>> begin
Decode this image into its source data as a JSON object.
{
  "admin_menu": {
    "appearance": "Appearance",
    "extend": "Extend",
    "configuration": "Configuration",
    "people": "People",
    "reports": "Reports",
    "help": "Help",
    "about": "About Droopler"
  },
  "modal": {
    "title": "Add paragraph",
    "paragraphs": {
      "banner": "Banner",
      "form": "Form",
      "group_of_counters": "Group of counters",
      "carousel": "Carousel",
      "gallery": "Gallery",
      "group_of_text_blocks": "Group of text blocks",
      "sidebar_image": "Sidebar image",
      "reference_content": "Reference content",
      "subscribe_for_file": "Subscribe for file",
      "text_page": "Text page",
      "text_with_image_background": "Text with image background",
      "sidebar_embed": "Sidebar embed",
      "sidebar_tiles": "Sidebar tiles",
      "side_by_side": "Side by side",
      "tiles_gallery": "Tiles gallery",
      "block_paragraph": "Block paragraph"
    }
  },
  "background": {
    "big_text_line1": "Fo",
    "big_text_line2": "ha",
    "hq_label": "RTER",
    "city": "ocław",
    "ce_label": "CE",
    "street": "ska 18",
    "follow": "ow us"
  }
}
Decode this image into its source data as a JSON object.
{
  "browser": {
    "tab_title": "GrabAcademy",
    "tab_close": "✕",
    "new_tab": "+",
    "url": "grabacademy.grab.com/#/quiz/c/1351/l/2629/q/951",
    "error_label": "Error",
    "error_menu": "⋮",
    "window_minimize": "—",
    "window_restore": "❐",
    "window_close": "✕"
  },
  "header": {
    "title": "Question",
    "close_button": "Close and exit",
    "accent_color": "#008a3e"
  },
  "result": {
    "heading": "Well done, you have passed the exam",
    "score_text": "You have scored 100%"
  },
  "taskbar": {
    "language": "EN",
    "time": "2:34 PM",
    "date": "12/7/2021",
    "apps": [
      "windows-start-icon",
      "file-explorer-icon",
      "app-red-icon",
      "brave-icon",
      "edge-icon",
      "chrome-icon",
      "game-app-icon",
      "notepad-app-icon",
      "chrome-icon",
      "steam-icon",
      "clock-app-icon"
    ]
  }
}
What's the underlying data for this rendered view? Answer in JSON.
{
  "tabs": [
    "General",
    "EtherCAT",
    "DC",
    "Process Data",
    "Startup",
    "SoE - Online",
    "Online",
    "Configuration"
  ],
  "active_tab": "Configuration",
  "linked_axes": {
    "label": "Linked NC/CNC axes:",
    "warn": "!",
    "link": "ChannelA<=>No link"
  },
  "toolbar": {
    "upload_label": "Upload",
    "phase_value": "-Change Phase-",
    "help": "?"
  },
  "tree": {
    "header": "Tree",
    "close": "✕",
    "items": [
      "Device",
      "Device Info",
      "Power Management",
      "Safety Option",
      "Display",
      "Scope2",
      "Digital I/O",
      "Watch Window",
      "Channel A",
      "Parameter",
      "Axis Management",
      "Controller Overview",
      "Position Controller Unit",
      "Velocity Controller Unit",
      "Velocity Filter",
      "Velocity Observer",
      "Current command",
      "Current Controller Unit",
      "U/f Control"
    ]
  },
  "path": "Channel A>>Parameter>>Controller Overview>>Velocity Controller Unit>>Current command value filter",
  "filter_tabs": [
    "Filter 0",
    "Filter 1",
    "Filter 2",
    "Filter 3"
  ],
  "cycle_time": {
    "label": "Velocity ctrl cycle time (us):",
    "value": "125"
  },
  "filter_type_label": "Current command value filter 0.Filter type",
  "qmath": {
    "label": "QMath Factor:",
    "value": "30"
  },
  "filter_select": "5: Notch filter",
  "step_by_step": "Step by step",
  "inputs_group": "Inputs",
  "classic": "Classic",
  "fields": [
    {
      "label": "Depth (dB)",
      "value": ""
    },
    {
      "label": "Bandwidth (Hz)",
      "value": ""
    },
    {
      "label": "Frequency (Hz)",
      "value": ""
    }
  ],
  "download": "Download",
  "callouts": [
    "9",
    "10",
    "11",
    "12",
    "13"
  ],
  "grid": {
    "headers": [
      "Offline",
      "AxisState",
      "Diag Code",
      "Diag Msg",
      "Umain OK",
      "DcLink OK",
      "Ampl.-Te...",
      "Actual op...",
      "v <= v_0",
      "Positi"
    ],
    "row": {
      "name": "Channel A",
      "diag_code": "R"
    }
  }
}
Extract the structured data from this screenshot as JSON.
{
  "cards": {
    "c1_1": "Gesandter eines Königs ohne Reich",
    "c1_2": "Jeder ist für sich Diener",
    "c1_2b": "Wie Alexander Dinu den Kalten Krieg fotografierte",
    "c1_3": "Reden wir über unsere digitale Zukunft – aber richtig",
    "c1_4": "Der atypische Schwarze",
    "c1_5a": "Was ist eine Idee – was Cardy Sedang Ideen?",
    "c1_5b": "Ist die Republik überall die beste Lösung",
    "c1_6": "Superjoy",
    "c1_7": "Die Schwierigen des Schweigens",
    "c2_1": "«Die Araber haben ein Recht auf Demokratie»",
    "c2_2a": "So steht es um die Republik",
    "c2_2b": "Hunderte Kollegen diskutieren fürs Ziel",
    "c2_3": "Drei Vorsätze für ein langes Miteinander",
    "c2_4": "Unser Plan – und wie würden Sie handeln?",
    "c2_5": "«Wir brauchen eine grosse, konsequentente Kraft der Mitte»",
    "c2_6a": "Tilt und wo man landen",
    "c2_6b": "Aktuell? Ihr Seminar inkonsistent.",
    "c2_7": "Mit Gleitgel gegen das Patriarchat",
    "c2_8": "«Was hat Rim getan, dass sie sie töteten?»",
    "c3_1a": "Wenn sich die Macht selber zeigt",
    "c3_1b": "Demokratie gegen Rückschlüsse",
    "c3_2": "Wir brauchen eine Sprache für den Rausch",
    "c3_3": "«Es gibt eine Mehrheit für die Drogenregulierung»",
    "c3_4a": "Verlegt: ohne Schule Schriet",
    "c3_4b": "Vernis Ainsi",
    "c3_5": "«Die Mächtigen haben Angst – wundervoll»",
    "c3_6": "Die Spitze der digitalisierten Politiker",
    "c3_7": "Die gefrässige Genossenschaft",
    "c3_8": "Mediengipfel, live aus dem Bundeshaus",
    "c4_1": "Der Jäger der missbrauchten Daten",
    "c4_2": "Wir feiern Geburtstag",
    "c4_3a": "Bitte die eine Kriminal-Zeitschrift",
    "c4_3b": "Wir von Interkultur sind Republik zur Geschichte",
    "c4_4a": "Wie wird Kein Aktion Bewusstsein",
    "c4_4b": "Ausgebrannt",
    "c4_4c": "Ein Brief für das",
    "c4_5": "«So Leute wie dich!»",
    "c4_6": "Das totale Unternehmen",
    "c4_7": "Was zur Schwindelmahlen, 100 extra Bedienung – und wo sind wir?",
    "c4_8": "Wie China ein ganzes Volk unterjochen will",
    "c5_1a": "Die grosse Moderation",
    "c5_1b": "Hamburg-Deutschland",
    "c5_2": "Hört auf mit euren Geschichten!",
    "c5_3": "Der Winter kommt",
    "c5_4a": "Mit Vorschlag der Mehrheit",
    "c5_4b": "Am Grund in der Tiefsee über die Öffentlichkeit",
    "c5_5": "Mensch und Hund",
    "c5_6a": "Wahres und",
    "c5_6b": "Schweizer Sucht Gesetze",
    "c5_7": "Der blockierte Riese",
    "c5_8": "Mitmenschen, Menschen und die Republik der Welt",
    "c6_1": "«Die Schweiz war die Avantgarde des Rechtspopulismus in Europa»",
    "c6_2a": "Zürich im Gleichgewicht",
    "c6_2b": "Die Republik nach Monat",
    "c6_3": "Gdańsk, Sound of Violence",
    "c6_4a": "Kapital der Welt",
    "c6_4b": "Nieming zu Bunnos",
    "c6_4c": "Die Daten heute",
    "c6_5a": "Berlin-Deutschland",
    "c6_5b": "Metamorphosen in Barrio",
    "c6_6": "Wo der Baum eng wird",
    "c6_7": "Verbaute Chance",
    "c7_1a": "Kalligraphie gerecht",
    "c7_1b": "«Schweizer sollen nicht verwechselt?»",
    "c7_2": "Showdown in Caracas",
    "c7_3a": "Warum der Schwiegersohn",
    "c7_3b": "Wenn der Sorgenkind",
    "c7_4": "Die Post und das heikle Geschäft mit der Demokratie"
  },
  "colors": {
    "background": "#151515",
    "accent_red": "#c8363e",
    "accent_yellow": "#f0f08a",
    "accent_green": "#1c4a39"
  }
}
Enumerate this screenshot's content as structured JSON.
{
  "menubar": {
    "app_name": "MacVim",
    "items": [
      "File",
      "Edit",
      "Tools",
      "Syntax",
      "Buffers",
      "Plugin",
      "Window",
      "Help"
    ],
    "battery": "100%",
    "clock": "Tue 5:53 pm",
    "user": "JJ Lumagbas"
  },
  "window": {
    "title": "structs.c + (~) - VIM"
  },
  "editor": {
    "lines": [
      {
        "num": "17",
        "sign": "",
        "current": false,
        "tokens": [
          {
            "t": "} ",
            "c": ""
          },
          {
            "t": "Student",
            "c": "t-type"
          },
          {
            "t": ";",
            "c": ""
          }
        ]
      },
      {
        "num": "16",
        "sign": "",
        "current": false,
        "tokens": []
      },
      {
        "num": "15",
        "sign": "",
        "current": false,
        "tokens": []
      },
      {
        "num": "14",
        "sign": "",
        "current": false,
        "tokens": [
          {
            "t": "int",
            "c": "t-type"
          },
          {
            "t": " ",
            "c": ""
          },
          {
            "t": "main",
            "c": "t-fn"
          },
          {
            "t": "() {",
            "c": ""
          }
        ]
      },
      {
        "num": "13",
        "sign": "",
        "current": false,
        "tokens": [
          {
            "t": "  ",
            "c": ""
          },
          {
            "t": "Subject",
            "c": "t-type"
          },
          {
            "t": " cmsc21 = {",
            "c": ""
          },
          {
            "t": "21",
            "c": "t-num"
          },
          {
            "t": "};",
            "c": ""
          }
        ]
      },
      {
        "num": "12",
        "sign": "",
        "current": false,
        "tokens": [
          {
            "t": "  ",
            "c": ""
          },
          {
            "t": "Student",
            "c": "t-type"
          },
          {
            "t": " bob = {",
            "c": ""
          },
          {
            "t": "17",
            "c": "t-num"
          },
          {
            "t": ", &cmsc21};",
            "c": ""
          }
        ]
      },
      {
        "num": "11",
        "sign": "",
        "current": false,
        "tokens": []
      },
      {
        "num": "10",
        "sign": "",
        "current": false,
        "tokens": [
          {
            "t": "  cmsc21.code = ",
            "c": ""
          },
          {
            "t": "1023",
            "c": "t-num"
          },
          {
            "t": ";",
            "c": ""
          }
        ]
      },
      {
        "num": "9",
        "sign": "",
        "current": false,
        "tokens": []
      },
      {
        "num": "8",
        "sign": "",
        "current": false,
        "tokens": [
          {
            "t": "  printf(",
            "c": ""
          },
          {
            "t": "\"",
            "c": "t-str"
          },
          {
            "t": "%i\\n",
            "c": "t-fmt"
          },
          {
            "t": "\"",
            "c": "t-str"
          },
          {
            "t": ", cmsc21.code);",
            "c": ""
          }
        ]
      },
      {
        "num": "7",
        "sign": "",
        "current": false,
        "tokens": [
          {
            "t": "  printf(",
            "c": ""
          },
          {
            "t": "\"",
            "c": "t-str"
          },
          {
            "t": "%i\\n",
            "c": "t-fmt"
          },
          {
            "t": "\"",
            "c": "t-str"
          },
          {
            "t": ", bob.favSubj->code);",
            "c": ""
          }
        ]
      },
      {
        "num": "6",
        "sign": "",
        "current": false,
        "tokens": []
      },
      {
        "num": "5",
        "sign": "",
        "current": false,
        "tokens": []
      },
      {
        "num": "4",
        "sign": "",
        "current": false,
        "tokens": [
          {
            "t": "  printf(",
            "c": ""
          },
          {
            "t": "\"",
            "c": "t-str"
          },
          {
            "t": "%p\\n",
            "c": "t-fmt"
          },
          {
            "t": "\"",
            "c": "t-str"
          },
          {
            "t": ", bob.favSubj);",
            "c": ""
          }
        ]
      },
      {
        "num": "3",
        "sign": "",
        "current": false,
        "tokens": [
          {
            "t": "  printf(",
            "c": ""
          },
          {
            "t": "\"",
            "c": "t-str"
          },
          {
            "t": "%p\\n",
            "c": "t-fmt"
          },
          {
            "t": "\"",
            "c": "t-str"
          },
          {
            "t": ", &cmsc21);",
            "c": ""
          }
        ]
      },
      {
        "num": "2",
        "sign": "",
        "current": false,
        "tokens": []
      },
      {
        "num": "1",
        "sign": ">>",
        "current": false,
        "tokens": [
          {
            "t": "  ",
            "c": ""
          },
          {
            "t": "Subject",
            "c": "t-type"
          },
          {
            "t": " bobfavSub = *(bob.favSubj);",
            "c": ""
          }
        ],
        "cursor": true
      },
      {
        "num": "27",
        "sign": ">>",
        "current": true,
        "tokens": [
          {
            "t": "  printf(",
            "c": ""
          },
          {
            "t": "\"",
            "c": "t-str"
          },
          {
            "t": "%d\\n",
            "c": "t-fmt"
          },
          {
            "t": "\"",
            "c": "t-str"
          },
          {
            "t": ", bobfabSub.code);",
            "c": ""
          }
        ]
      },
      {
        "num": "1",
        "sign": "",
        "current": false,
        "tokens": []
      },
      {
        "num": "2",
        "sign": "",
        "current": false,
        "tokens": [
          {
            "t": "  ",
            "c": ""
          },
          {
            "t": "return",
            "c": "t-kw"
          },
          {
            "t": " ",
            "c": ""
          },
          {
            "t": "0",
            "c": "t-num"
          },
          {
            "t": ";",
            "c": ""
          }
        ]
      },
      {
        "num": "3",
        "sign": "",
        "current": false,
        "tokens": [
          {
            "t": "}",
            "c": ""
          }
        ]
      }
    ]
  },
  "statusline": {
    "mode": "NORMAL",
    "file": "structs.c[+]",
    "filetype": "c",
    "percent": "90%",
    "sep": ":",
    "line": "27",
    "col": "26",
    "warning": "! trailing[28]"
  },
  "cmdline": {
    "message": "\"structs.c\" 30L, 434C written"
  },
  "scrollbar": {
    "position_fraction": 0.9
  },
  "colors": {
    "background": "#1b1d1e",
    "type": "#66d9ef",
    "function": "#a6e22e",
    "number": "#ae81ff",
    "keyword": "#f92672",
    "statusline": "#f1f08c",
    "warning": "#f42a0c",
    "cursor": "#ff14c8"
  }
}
>> end
:: DESCRIPTION OF THE TASK ::
Tally the lines containing "icon". Provide the number without any other words.

:: FULL OUTPUT ::
11